-- Start Exercise input --

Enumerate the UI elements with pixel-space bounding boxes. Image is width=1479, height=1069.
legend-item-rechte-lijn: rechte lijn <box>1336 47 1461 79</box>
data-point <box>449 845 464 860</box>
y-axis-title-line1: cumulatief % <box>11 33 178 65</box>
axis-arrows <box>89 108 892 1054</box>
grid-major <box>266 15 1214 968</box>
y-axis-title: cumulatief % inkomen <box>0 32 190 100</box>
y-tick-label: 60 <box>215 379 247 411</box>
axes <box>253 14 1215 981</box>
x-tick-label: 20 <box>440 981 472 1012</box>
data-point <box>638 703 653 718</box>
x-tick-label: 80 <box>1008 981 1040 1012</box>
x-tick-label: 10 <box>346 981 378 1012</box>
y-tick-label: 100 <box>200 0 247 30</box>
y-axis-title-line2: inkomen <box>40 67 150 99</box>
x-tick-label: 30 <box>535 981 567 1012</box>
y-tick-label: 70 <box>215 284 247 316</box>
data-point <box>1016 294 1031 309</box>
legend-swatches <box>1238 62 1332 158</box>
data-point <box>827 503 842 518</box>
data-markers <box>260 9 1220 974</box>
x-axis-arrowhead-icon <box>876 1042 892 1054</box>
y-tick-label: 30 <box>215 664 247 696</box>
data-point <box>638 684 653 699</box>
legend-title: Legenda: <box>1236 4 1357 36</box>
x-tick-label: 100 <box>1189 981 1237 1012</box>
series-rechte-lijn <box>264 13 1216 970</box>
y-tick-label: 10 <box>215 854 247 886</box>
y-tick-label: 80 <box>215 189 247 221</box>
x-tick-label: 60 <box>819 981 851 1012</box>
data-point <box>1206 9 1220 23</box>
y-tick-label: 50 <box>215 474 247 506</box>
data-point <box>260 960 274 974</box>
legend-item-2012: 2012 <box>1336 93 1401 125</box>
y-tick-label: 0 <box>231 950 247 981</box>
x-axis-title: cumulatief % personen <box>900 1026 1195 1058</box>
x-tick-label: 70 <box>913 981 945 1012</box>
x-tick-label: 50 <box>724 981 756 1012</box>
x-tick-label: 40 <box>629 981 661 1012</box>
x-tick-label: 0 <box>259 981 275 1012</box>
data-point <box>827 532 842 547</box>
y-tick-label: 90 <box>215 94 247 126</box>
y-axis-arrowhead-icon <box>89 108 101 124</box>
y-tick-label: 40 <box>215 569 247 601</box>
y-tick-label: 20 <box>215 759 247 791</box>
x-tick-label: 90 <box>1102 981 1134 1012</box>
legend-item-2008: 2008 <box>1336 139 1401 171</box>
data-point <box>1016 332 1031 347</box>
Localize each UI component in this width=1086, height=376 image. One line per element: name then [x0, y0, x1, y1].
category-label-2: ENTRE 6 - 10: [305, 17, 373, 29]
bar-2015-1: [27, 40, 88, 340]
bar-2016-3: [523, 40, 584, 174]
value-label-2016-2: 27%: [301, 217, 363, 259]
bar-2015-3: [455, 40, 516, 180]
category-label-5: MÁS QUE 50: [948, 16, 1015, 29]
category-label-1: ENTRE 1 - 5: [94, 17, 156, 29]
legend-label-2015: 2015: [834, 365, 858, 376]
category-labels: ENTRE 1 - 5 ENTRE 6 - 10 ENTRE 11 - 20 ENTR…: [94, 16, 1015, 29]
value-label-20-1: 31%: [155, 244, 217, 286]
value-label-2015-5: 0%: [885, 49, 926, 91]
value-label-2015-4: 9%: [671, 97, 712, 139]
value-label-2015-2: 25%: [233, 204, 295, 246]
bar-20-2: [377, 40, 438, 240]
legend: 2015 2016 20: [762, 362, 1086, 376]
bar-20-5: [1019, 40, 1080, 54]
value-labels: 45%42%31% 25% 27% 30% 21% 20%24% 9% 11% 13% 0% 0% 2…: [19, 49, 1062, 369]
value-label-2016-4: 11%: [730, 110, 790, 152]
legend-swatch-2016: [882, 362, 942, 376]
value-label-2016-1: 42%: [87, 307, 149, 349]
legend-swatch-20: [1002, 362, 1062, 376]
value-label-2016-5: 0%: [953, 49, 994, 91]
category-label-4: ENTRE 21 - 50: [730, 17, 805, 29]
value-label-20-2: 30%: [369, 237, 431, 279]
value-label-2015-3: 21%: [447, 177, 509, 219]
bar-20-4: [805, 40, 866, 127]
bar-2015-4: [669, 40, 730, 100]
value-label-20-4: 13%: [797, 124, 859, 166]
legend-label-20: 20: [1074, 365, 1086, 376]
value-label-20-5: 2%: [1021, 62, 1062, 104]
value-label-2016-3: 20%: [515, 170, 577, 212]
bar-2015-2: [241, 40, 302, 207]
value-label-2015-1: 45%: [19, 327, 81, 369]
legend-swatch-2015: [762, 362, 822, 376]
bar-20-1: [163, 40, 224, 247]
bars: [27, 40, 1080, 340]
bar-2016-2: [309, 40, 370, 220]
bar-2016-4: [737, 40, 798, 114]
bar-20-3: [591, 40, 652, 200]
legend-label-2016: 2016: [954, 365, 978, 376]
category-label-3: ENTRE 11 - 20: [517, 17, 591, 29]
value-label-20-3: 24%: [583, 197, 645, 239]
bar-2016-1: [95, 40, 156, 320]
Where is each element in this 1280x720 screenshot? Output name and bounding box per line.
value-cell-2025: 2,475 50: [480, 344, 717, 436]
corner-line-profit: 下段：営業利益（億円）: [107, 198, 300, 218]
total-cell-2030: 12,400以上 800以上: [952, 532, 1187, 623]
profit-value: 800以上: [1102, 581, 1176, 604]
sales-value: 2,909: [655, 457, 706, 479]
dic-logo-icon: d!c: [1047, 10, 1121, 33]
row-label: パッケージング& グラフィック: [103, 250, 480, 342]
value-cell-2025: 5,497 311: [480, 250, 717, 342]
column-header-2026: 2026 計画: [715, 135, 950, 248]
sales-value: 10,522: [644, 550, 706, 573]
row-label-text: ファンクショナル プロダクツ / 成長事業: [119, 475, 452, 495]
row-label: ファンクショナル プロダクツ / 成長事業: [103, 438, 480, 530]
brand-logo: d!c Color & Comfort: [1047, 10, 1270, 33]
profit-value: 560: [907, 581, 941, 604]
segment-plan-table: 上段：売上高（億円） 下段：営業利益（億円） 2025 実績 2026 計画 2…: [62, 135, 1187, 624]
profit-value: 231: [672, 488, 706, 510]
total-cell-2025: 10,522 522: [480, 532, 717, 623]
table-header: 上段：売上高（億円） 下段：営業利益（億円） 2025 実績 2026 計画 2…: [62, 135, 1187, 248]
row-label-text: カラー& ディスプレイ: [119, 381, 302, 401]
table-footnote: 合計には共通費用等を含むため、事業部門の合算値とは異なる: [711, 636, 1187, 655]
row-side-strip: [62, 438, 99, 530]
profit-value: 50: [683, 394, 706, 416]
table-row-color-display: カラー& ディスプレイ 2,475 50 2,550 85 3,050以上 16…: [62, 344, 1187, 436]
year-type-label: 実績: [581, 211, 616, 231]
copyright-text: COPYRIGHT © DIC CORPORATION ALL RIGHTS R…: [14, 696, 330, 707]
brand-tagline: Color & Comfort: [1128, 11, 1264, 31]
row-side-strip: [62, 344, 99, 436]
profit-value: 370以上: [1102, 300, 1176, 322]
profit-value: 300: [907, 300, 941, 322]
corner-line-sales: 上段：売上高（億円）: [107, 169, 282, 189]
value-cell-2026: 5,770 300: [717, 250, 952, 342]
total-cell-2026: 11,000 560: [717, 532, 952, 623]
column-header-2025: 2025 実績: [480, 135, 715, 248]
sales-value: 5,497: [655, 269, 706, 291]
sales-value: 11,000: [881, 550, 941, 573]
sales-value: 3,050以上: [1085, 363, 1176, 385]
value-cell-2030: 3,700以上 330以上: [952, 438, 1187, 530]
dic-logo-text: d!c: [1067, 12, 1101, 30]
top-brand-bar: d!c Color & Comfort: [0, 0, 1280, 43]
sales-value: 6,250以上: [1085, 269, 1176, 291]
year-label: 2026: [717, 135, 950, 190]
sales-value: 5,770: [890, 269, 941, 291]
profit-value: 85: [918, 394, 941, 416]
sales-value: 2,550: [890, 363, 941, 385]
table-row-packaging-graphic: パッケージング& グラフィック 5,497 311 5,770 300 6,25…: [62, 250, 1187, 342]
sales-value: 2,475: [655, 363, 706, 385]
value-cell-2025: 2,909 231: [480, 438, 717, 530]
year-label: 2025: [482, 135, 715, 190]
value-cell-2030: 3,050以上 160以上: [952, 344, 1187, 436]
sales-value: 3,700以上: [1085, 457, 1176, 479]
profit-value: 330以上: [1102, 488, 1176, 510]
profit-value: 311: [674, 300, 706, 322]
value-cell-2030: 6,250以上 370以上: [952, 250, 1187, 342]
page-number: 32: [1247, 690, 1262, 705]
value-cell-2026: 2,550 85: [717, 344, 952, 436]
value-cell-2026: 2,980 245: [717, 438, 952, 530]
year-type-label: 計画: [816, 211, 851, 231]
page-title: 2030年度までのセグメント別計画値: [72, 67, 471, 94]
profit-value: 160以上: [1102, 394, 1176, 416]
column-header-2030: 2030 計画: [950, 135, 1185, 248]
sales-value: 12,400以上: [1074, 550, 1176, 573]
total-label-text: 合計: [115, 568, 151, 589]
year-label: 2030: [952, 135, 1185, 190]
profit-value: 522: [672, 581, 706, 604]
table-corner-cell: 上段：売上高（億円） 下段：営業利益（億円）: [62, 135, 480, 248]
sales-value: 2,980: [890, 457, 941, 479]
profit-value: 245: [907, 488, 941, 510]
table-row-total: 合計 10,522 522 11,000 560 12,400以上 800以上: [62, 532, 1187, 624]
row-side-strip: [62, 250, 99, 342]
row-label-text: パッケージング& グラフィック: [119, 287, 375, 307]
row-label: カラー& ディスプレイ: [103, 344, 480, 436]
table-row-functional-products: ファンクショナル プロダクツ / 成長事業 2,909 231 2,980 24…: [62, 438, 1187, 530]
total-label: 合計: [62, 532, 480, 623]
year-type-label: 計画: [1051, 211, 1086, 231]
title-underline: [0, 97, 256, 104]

-- End Exercise input --

» **To be done**: Please output the lines above exactly as they appear, from the first line of the data block up to and including the line that contains "y-axis-title: cumulatief %".

» **Completed exercise**:
Enumerate the UI elements with pixel-space bounding boxes. Image is width=1479, height=1069.
legend-item-rechte-lijn: rechte lijn <box>1336 47 1461 79</box>
data-point <box>449 845 464 860</box>
y-axis-title-line1: cumulatief % <box>11 33 178 65</box>
axis-arrows <box>89 108 892 1054</box>
grid-major <box>266 15 1214 968</box>
y-axis-title: cumulatief % inkomen <box>0 32 190 100</box>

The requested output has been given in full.